◆ **Data records**
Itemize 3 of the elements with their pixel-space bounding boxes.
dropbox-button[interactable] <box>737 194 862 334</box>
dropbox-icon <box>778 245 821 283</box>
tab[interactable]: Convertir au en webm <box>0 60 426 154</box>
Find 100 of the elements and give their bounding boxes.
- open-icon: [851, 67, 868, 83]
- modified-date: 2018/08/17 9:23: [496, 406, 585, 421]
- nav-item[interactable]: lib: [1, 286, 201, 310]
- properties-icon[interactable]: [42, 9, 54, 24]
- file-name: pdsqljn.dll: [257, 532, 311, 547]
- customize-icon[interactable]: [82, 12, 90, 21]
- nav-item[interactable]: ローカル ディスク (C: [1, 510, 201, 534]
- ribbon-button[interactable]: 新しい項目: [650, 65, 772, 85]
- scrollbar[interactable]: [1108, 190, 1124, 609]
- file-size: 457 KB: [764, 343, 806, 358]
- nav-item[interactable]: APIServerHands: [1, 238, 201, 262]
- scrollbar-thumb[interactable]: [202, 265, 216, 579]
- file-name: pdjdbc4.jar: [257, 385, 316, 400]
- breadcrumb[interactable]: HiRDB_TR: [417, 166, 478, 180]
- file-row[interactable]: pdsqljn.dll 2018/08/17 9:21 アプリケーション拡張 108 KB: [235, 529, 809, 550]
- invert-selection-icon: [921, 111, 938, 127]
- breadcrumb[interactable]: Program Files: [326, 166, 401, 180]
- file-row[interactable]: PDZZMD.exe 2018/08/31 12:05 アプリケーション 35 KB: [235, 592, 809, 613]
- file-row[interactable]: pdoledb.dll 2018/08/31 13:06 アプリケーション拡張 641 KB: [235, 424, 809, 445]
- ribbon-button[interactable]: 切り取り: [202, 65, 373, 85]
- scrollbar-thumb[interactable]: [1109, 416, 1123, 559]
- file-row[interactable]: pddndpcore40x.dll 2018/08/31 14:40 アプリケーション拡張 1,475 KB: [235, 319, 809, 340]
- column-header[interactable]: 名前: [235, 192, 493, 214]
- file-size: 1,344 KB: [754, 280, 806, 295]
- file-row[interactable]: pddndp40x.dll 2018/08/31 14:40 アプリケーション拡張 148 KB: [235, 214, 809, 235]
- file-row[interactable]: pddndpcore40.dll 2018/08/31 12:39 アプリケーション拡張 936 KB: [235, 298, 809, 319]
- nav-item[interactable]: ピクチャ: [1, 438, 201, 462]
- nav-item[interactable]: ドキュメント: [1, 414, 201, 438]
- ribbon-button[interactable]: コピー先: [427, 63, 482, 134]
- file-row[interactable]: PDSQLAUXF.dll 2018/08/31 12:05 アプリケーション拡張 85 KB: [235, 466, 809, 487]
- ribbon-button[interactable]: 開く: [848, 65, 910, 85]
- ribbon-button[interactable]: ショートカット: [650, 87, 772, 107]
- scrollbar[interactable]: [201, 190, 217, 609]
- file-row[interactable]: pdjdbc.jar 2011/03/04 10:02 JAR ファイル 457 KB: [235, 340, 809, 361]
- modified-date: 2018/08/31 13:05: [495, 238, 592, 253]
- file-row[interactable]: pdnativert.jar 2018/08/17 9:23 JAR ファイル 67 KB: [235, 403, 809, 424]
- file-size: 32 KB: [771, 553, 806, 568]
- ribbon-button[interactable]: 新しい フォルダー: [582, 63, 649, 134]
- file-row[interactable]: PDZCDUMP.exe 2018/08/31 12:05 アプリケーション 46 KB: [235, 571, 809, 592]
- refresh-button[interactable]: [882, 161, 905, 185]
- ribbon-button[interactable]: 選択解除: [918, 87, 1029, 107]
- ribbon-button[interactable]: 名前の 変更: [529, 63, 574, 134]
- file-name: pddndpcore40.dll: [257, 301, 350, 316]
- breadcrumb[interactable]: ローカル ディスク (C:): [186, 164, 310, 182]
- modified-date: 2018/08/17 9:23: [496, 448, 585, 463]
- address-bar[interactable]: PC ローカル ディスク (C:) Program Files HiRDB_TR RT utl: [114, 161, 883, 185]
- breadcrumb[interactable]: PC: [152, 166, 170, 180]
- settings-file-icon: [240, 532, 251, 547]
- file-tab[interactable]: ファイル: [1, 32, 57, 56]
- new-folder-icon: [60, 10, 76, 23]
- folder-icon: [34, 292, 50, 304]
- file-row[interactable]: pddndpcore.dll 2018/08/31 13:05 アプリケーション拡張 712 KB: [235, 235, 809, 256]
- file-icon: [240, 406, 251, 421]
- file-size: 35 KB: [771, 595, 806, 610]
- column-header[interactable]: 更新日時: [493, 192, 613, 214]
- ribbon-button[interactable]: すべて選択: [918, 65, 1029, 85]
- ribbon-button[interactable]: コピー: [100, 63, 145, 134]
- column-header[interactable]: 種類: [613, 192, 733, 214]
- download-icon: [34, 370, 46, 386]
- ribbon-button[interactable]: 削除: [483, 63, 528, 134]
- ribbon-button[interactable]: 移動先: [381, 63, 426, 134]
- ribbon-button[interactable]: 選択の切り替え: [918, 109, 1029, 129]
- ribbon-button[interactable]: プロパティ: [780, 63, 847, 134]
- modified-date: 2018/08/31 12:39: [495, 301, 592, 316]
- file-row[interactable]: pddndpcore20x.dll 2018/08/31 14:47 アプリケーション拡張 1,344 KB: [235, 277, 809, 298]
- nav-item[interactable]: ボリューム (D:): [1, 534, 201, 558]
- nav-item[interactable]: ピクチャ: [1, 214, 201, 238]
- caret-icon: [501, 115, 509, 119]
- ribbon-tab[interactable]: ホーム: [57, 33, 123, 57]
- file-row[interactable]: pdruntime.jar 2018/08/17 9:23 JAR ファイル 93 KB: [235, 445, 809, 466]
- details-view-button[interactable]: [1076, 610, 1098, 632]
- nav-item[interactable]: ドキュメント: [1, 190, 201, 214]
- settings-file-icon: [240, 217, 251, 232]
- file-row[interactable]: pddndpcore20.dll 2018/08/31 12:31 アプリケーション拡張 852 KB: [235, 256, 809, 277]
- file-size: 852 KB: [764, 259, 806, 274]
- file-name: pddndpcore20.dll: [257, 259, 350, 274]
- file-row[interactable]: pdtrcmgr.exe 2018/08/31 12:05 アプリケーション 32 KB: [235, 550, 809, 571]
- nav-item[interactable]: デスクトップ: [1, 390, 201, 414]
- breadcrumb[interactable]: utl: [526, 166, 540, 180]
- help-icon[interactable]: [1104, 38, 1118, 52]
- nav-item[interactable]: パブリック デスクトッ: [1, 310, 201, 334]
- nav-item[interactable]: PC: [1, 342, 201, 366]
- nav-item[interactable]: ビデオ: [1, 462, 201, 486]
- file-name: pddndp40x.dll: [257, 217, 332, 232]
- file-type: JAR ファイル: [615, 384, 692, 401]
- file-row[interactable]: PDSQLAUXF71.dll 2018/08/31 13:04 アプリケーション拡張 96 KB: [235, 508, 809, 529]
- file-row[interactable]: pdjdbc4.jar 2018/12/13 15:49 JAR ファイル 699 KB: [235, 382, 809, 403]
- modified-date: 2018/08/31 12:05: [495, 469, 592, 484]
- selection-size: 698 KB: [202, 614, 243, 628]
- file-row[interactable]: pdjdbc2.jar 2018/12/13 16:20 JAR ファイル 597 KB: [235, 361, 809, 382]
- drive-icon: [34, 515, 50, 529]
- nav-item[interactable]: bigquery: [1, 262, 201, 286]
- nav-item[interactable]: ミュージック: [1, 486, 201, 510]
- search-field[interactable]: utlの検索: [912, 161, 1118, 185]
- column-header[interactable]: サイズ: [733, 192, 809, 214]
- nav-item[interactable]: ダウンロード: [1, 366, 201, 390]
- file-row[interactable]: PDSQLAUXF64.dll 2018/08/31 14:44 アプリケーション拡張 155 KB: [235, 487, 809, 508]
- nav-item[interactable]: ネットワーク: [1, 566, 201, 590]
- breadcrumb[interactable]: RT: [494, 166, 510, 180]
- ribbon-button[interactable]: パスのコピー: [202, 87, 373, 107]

◆ **What needs to be done**
Update everything from the start of the records down to the line containing "- file-size: 457 KB: [764, 343, 806, 358]" by changing "nav-item" to "navigation-item" and keeping all else the same. Give only those lines.

◆ **Solution to this problem**
Itemize 3 of the elements with their pixel-space bounding boxes.
dropbox-button[interactable] <box>737 194 862 334</box>
dropbox-icon <box>778 245 821 283</box>
tab[interactable]: Convertir au en webm <box>0 60 426 154</box>
Find 100 of the elements and give their bounding boxes.
- open-icon: [851, 67, 868, 83]
- modified-date: 2018/08/17 9:23: [496, 406, 585, 421]
- navigation-item[interactable]: lib: [1, 286, 201, 310]
- properties-icon[interactable]: [42, 9, 54, 24]
- file-name: pdsqljn.dll: [257, 532, 311, 547]
- customize-icon[interactable]: [82, 12, 90, 21]
- navigation-item[interactable]: ローカル ディスク (C: [1, 510, 201, 534]
- ribbon-button[interactable]: 新しい項目: [650, 65, 772, 85]
- scrollbar[interactable]: [1108, 190, 1124, 609]
- file-size: 457 KB: [764, 343, 806, 358]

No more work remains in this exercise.